▶ **WHAT IS EXPECTED**
Repeat the lines below exactly as they appear, but leave out the images.

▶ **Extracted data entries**
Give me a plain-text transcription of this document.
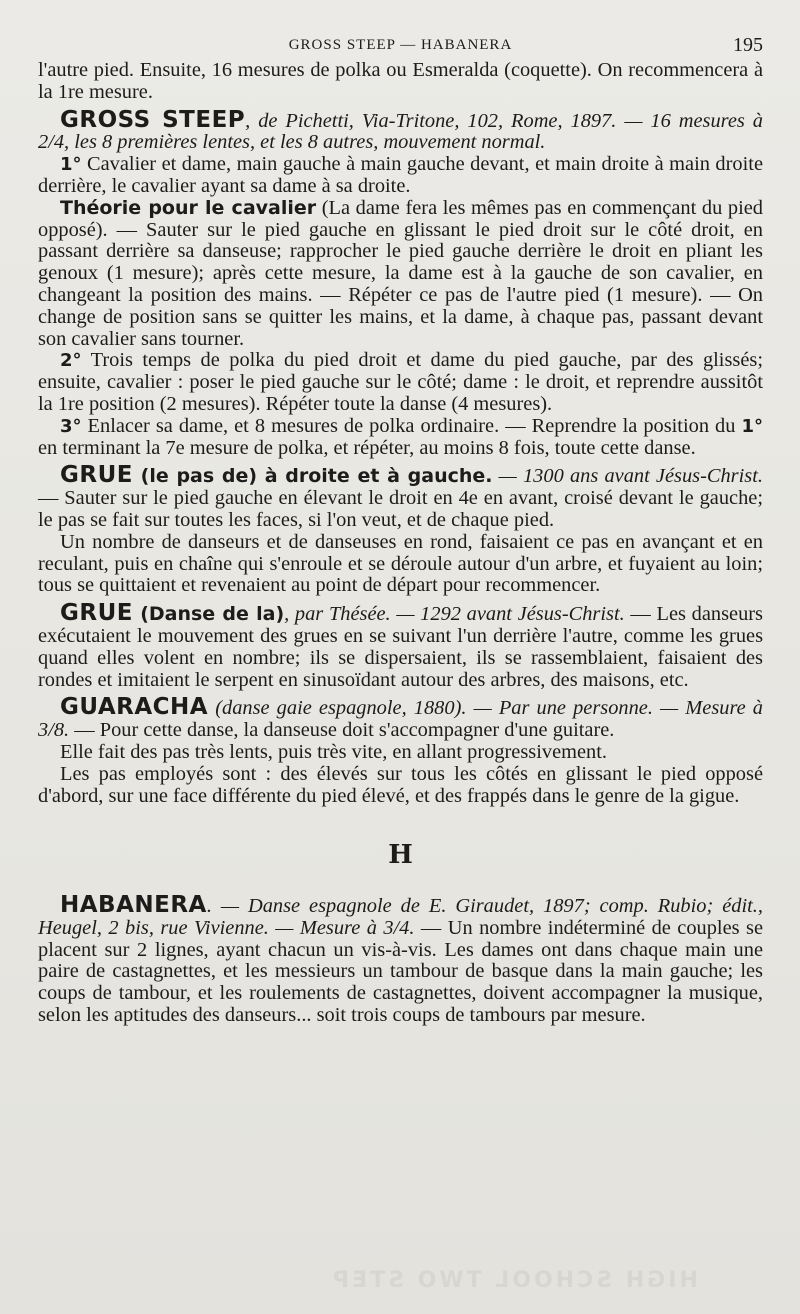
GROSS STEEP — HABANERA	195

l'autre pied. Ensuite, 16 mesures de polka ou Esmeralda (coquette). On recommencera à la 1re mesure.

GROSS STEEP, de Pichetti, Via-Tritone, 102, Rome, 1897. — 16 mesures à 2/4, les 8 premières lentes, et les 8 autres, mouvement normal.

1° Cavalier et dame, main gauche à main gauche devant, et main droite à main droite derrière, le cavalier ayant sa dame à sa droite.

Théorie pour le cavalier (La dame fera les mêmes pas en commençant du pied opposé). — Sauter sur le pied gauche en glissant le pied droit sur le côté droit, en passant derrière sa danseuse; rapprocher le pied gauche derrière le droit en pliant les genoux (1 mesure); après cette mesure, la dame est à la gauche de son cavalier, en changeant la position des mains. — Répéter ce pas de l'autre pied (1 mesure). — On change de position sans se quitter les mains, et la dame, à chaque pas, passant devant son cavalier sans tourner.

2° Trois temps de polka du pied droit et dame du pied gauche, par des glissés; ensuite, cavalier : poser le pied gauche sur le côté; dame : le droit, et reprendre aussitôt la 1re position (2 mesures). Répéter toute la danse (4 mesures).

3° Enlacer sa dame, et 8 mesures de polka ordinaire. — Reprendre la position du 1° en terminant la 7e mesure de polka, et répéter, au moins 8 fois, toute cette danse.

GRUE (le pas de) à droite et à gauche. — 1300 ans avant Jésus-Christ. — Sauter sur le pied gauche en élevant le droit en 4e en avant, croisé devant le gauche; le pas se fait sur toutes les faces, si l'on veut, et de chaque pied.

Un nombre de danseurs et de danseuses en rond, faisaient ce pas en avançant et en reculant, puis en chaîne qui s'enroule et se déroule autour d'un arbre, et fuyaient au loin; tous se quittaient et revenaient au point de départ pour recommencer.

GRUE (Danse de la), par Thésée. — 1292 avant Jésus-Christ. — Les danseurs exécutaient le mouvement des grues en se suivant l'un derrière l'autre, comme les grues quand elles volent en nombre; ils se dispersaient, ils se rassemblaient, faisaient des rondes et imitaient le serpent en sinusoïdant autour des arbres, des maisons, etc.

GUARACHA (danse gaie espagnole, 1880). — Par une personne. — Mesure à 3/8. — Pour cette danse, la danseuse doit s'accompagner d'une guitare.

Elle fait des pas très lents, puis très vite, en allant progressivement.

Les pas employés sont : des élevés sur tous les côtés en glissant le pied opposé d'abord, sur une face différente du pied élevé, et des frappés dans le genre de la gigue.

H

HABANERA. — Danse espagnole de E. Giraudet, 1897; comp. Rubio; édit., Heugel, 2 bis, rue Vivienne. — Mesure à 3/4. — Un nombre indéterminé de couples se placent sur 2 lignes, ayant chacun un vis-à-vis. Les dames ont dans chaque main une paire de castagnettes, et les messieurs un tambour de basque dans la main gauche; les coups de tambour, et les roulements de castagnettes, doivent accompagner la musique, selon les aptitudes des danseurs... soit trois coups de tambours par mesure.

HIGH SCHOOL TWO STEP
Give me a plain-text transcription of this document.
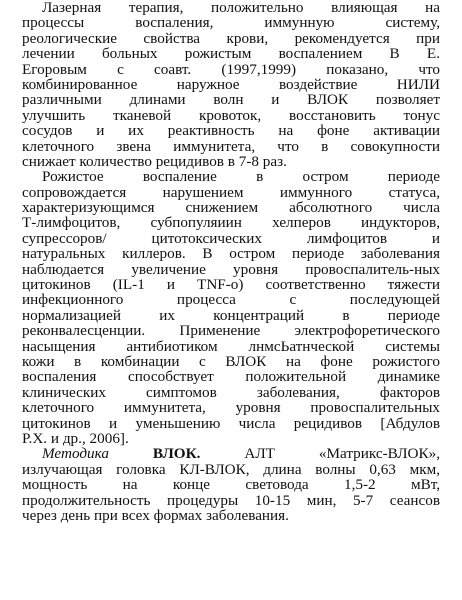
Лазерная терапия, положительно влияющая на
процессы воспаления, иммунную систему,
реологические свойства крови, рекомендуется при
лечении больных рожистым воспалением В Е.
Егоровым с соавт. (1997,1999) показано, что
комбинированное наружное воздействие НИЛИ
различными длинами волн и ВЛОК позволяет
улучшить тканевой кровоток, восстановить тонус
сосудов и их реактивность на фоне активации
клеточного звена иммунитета, что в совокупности
снижает количество рецидивов в 7-8 раз.
Рожистое воспаление в остром периоде
сопровождается нарушением иммунного статуса,
характеризующимся снижением абсолютного числа
Т-лимфоцитов, субпопуляиин хелперов индукторов,
супрессоров/ цитотоксических лимфоцитов и
натуральных киллеров. В остром периоде заболевания
наблюдается увеличение уровня провоспалитель-ных
цитокинов (IL-1 и TNF-о) соответственно тяжести
инфекционного процесса с последующей
нормализацией их концентраций в периоде
реконвалесценции. Применение электрофоретического
насыщения антибиотиком лнмсЬатнческой системы
кожи в комбинации с ВЛОК на фоне рожистого
воспаления способствует положительной динамике
клинических симптомов заболевания, факторов
клеточного иммунитета, уровня провоспалительных
цитокинов и уменьшению числа рецидивов [Абдулов
Р.Х. и др., 2006].
Методика	ВЛОК.	АЛТ «Матрикс-ВЛОК»,
излучающая головка КЛ-ВЛОК, длина волны 0,63 мкм,
мощность на конце световода 1,5-2 мВт,
продолжительность процедуры 10-15 мин, 5-7 сеансов
через день при всех формах заболевания.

▶ **EXERCISE SOLUTION**
Give me a plain-text transcription of this document.
GROSS STEEP — HABANERA	195

l'autre pied. Ensuite, 16 mesures de polka ou Esmeralda (coquette). On recommencera à la 1re mesure.

GROSS STEEP, de Pichetti, Via-Tritone, 102, Rome, 1897. — 16 mesures à 2/4, les 8 premières lentes, et les 8 autres, mouvement normal.

1° Cavalier et dame, main gauche à main gauche devant, et main droite à main droite derrière, le cavalier ayant sa dame à sa droite.

Théorie pour le cavalier (La dame fera les mêmes pas en commençant du pied opposé). — Sauter sur le pied gauche en glissant le pied droit sur le côté droit, en passant derrière sa danseuse; rapprocher le pied gauche derrière le droit en pliant les genoux (1 mesure); après cette mesure, la dame est à la gauche de son cavalier, en changeant la position des mains. — Répéter ce pas de l'autre pied (1 mesure). — On change de position sans se quitter les mains, et la dame, à chaque pas, passant devant son cavalier sans tourner.

2° Trois temps de polka du pied droit et dame du pied gauche, par des glissés; ensuite, cavalier : poser le pied gauche sur le côté; dame : le droit, et reprendre aussitôt la 1re position (2 mesures). Répéter toute la danse (4 mesures).

3° Enlacer sa dame, et 8 mesures de polka ordinaire. — Reprendre la position du 1° en terminant la 7e mesure de polka, et répéter, au moins 8 fois, toute cette danse.

GRUE (le pas de) à droite et à gauche. — 1300 ans avant Jésus-Christ. — Sauter sur le pied gauche en élevant le droit en 4e en avant, croisé devant le gauche; le pas se fait sur toutes les faces, si l'on veut, et de chaque pied.

Un nombre de danseurs et de danseuses en rond, faisaient ce pas en avançant et en reculant, puis en chaîne qui s'enroule et se déroule autour d'un arbre, et fuyaient au loin; tous se quittaient et revenaient au point de départ pour recommencer.

GRUE (Danse de la), par Thésée. — 1292 avant Jésus-Christ. — Les danseurs exécutaient le mouvement des grues en se suivant l'un derrière l'autre, comme les grues quand elles volent en nombre; ils se dispersaient, ils se rassemblaient, faisaient des rondes et imitaient le serpent en sinusoïdant autour des arbres, des maisons, etc.

GUARACHA (danse gaie espagnole, 1880). — Par une personne. — Mesure à 3/8. — Pour cette danse, la danseuse doit s'accompagner d'une guitare.

Elle fait des pas très lents, puis très vite, en allant progressivement.

Les pas employés sont : des élevés sur tous les côtés en glissant le pied opposé d'abord, sur une face différente du pied élevé, et des frappés dans le genre de la gigue.

H

HABANERA. — Danse espagnole de E. Giraudet, 1897; comp. Rubio; édit., Heugel, 2 bis, rue Vivienne. — Mesure à 3/4. — Un nombre indéterminé de couples se placent sur 2 lignes, ayant chacun un vis-à-vis. Les dames ont dans chaque main une paire de castagnettes, et les messieurs un tambour de basque dans la main gauche; les coups de tambour, et les roulements de castagnettes, doivent accompagner la musique, selon les aptitudes des danseurs... soit trois coups de tambours par mesure.

HIGH SCHOOL TWO STEP
Give me a plain-text transcription of this document.
Лазерная терапия, положительно влияющая на
процессы воспаления, иммунную систему,
реологические свойства крови, рекомендуется при
лечении больных рожистым воспалением В Е.
Егоровым с соавт. (1997,1999) показано, что
комбинированное наружное воздействие НИЛИ
различными длинами волн и ВЛОК позволяет
улучшить тканевой кровоток, восстановить тонус
сосудов и их реактивность на фоне активации
клеточного звена иммунитета, что в совокупности
снижает количество рецидивов в 7-8 раз.
Рожистое воспаление в остром периоде
сопровождается нарушением иммунного статуса,
характеризующимся снижением абсолютного числа
Т-лимфоцитов, субпопуляиин хелперов индукторов,
супрессоров/ цитотоксических лимфоцитов и
натуральных киллеров. В остром периоде заболевания
наблюдается увеличение уровня провоспалитель-ных
цитокинов (IL-1 и TNF-о) соответственно тяжести
инфекционного процесса с последующей
нормализацией их концентраций в периоде
реконвалесценции. Применение электрофоретического
насыщения антибиотиком лнмсЬатнческой системы
кожи в комбинации с ВЛОК на фоне рожистого
воспаления способствует положительной динамике
клинических симптомов заболевания, факторов
клеточного иммунитета, уровня провоспалительных
цитокинов и уменьшению числа рецидивов [Абдулов
Р.Х. и др., 2006].
Методика	ВЛОК.	АЛТ «Матрикс-ВЛОК»,
излучающая головка КЛ-ВЛОК, длина волны 0,63 мкм,
мощность на конце световода 1,5-2 мВт,
продолжительность процедуры 10-15 мин, 5-7 сеансов
через день при всех формах заболевания.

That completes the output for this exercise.